Please rewrite the records below with "chevron-left-icon" changed to "chevron-right-icon" wherever it appears, leaving everything else unchanged.

■ Dataset entries:
------
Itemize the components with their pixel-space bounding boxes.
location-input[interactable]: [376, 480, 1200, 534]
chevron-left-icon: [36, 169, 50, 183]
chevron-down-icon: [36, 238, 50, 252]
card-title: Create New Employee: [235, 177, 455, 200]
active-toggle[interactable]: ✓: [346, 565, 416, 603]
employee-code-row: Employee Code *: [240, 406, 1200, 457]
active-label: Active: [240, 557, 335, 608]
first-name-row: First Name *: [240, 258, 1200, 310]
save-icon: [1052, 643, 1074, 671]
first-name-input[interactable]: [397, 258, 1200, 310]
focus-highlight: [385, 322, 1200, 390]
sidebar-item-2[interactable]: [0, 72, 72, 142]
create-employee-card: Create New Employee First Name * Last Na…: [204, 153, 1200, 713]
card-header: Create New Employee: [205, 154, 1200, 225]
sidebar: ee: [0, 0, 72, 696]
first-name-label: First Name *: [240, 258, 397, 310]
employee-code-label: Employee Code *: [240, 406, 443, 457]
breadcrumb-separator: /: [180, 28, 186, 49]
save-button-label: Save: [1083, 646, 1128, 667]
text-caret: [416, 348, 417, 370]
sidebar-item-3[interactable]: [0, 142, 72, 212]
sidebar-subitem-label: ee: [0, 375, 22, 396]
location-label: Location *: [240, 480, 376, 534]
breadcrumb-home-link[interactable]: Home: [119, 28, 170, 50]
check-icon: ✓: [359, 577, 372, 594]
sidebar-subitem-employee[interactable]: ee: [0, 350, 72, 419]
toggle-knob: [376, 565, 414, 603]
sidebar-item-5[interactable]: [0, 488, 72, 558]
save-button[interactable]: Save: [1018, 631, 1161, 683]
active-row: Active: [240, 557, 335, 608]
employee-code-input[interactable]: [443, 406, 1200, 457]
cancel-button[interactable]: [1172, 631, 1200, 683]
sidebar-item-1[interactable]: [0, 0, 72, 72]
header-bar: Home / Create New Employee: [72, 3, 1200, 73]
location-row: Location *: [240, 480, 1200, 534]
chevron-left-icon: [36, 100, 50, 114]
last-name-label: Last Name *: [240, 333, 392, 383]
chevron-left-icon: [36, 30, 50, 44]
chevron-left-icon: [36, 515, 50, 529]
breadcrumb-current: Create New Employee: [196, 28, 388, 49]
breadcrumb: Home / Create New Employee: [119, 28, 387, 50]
------
■ Task solution:
Itemize the components with their pixel-space bounding boxes.
location-input[interactable]: [376, 480, 1200, 534]
chevron-right-icon: [36, 169, 50, 183]
chevron-down-icon: [36, 238, 50, 252]
card-title: Create New Employee: [235, 177, 455, 200]
active-toggle[interactable]: ✓: [346, 565, 416, 603]
employee-code-row: Employee Code *: [240, 406, 1200, 457]
active-label: Active: [240, 557, 335, 608]
first-name-row: First Name *: [240, 258, 1200, 310]
save-icon: [1052, 643, 1074, 671]
first-name-input[interactable]: [397, 258, 1200, 310]
focus-highlight: [385, 322, 1200, 390]
sidebar-item-2[interactable]: [0, 72, 72, 142]
create-employee-card: Create New Employee First Name * Last Na…: [204, 153, 1200, 713]
card-header: Create New Employee: [205, 154, 1200, 225]
sidebar: ee: [0, 0, 72, 696]
first-name-label: First Name *: [240, 258, 397, 310]
employee-code-label: Employee Code *: [240, 406, 443, 457]
breadcrumb-separator: /: [180, 28, 186, 49]
save-button-label: Save: [1083, 646, 1128, 667]
text-caret: [416, 348, 417, 370]
sidebar-item-3[interactable]: [0, 142, 72, 212]
sidebar-subitem-label: ee: [0, 375, 22, 396]
location-label: Location *: [240, 480, 376, 534]
breadcrumb-home-link[interactable]: Home: [119, 28, 170, 50]
check-icon: ✓: [359, 577, 372, 594]
sidebar-subitem-employee[interactable]: ee: [0, 350, 72, 419]
toggle-knob: [376, 565, 414, 603]
sidebar-item-5[interactable]: [0, 488, 72, 558]
save-button[interactable]: Save: [1018, 631, 1161, 683]
active-row: Active: [240, 557, 335, 608]
employee-code-input[interactable]: [443, 406, 1200, 457]
cancel-button[interactable]: [1172, 631, 1200, 683]
sidebar-item-1[interactable]: [0, 0, 72, 72]
header-bar: Home / Create New Employee: [72, 3, 1200, 73]
location-row: Location *: [240, 480, 1200, 534]
chevron-right-icon: [36, 100, 50, 114]
last-name-label: Last Name *: [240, 333, 392, 383]
chevron-right-icon: [36, 30, 50, 44]
chevron-right-icon: [36, 515, 50, 529]
breadcrumb-current: Create New Employee: [196, 28, 388, 49]
breadcrumb: Home / Create New Employee: [119, 28, 387, 50]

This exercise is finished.